Task prompt
State the number of lines that include the string "Investors", and write nothing else.

Material for this exercise
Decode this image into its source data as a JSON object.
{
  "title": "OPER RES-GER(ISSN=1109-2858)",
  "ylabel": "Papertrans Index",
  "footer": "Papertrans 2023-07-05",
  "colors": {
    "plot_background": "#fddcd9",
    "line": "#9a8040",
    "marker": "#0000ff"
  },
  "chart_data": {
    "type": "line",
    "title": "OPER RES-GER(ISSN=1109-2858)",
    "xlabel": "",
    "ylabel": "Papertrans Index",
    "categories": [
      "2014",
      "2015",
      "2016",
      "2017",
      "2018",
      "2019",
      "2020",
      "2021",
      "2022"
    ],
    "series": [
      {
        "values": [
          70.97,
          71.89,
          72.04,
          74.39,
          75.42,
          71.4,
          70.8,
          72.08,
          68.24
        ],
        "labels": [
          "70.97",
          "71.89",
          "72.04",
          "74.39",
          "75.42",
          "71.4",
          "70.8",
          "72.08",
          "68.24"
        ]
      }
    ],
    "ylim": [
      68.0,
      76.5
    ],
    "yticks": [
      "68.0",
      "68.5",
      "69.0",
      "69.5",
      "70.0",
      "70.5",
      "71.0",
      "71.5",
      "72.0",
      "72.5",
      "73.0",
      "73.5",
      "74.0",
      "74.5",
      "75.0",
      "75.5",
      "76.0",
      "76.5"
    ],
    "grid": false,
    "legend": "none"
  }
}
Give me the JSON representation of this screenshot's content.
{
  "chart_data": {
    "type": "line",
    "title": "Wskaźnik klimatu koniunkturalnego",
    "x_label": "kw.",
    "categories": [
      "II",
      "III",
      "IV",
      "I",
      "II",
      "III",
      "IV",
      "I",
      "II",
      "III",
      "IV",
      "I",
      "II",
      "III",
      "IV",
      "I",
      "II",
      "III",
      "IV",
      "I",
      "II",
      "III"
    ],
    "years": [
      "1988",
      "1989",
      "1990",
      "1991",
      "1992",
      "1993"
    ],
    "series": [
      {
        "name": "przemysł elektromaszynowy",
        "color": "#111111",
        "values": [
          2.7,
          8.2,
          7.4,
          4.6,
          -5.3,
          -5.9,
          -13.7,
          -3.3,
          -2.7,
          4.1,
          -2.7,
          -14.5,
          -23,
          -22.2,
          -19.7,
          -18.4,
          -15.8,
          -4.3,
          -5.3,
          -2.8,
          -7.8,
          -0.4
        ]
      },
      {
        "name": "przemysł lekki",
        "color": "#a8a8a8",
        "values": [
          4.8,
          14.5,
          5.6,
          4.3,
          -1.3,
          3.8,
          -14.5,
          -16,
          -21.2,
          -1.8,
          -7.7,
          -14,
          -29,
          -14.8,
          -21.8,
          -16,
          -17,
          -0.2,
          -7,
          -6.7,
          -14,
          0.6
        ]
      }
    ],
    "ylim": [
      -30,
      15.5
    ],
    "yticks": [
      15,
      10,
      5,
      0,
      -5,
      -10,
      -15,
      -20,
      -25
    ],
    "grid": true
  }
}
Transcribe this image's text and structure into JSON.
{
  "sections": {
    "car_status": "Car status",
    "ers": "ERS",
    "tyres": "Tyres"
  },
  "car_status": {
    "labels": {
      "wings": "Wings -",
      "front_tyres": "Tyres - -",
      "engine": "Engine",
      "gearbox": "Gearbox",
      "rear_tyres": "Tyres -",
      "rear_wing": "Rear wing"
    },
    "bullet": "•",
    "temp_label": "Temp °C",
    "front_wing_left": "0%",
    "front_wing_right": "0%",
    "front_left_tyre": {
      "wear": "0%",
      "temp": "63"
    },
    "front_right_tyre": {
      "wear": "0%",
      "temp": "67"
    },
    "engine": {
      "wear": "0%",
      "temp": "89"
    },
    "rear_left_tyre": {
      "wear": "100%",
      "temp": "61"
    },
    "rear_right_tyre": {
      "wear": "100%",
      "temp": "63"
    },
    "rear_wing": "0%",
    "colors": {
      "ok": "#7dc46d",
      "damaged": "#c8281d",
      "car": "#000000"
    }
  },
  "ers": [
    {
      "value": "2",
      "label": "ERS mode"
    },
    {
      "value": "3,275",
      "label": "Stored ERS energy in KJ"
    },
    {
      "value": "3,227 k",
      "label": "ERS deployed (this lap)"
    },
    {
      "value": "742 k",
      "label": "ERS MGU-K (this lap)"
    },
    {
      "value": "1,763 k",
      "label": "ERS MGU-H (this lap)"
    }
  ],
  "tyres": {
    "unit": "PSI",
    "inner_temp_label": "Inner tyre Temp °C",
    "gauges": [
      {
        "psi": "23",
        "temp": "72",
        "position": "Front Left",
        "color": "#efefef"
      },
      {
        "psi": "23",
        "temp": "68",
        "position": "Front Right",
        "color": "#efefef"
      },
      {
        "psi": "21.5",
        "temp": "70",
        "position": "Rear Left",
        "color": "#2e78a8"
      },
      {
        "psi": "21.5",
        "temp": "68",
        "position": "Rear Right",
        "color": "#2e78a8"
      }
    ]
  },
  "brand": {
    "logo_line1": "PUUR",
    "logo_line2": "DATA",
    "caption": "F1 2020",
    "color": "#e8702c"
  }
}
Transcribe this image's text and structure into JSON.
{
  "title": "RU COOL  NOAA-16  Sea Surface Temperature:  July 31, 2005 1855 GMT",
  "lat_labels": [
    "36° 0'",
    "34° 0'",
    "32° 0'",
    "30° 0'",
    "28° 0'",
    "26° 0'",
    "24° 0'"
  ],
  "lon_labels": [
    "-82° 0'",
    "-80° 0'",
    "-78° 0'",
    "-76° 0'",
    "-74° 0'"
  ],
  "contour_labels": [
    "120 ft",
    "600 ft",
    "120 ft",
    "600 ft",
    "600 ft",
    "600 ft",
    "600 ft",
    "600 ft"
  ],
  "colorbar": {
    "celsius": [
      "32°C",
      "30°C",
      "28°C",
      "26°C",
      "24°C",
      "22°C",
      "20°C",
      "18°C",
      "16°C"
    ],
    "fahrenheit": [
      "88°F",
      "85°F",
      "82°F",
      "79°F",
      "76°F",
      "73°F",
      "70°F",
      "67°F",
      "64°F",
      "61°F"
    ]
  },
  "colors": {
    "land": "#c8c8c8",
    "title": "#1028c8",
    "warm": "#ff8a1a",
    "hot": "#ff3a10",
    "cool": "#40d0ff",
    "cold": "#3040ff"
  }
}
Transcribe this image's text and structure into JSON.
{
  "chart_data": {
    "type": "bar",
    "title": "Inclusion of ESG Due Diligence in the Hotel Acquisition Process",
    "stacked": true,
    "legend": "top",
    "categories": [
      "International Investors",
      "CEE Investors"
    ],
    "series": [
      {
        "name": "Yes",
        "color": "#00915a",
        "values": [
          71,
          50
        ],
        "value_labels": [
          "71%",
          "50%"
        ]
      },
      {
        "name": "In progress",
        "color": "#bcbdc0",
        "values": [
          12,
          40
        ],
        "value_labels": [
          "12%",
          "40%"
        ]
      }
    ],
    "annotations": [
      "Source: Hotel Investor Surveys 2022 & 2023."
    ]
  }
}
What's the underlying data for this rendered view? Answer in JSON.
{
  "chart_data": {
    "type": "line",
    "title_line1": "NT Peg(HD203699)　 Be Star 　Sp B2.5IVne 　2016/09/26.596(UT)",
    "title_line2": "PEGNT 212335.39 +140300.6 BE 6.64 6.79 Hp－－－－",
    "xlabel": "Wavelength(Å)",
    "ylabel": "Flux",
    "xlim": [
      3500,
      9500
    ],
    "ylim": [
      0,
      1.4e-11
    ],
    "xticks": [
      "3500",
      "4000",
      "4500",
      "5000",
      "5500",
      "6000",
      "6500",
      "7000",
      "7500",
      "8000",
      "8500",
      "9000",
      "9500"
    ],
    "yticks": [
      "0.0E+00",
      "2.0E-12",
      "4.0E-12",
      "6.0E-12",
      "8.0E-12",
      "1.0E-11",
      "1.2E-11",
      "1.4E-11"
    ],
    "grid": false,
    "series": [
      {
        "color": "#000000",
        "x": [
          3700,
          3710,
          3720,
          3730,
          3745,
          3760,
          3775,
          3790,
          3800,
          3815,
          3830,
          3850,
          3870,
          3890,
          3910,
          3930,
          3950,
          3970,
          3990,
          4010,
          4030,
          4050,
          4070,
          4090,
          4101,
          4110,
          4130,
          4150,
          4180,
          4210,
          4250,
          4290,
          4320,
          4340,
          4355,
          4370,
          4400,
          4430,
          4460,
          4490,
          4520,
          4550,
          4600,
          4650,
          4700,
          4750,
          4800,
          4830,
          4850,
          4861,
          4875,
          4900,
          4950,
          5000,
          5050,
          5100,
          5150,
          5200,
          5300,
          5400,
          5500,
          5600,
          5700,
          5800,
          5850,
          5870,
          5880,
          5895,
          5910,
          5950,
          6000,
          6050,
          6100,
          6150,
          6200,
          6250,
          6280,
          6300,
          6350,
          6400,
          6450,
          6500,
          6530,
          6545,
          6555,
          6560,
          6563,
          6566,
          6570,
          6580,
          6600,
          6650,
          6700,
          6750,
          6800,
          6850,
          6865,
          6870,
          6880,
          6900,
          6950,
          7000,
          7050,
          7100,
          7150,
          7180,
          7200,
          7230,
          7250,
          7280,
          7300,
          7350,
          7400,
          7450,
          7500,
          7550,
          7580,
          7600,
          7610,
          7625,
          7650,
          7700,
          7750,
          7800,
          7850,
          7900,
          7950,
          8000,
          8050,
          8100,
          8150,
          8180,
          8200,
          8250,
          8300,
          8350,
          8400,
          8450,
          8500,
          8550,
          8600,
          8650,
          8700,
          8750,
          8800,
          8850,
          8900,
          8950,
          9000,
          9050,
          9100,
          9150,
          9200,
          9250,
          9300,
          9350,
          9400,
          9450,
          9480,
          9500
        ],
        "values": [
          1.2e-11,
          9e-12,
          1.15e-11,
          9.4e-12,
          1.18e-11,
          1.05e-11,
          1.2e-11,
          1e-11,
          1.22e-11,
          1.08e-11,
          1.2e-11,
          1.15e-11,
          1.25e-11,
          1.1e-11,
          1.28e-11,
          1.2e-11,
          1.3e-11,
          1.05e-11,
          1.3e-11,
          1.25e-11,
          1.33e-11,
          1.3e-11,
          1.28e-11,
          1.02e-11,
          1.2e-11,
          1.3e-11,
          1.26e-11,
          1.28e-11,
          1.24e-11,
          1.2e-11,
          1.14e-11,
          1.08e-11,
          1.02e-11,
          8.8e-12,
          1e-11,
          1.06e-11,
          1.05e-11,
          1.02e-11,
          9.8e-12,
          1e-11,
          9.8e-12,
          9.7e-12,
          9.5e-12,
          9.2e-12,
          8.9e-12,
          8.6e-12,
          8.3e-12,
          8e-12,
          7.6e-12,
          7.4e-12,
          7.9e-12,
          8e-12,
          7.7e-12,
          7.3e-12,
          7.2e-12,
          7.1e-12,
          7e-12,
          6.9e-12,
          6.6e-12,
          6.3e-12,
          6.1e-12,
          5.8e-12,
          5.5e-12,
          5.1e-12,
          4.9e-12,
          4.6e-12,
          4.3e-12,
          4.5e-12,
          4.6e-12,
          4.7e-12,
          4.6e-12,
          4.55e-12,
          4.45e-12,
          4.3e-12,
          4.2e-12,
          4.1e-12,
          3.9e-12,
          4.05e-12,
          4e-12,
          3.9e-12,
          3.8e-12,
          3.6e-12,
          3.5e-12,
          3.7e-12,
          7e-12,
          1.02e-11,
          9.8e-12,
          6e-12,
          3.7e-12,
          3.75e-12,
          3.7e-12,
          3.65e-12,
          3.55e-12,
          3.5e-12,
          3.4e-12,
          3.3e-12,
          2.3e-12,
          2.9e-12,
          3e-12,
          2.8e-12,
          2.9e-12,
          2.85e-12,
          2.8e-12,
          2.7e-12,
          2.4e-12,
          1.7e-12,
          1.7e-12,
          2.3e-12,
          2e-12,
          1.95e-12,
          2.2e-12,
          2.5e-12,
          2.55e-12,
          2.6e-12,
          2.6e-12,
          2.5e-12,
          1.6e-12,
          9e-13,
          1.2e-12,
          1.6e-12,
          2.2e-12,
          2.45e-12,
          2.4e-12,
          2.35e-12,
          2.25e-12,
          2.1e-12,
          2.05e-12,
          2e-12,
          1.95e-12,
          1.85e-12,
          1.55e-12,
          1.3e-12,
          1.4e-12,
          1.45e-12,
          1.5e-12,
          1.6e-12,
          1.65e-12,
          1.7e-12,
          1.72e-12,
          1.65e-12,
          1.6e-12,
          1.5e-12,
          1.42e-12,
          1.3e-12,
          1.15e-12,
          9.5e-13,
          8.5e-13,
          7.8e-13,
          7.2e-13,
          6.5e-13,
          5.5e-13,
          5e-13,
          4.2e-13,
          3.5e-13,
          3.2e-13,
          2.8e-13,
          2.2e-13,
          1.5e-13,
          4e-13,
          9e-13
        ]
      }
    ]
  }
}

The answer
2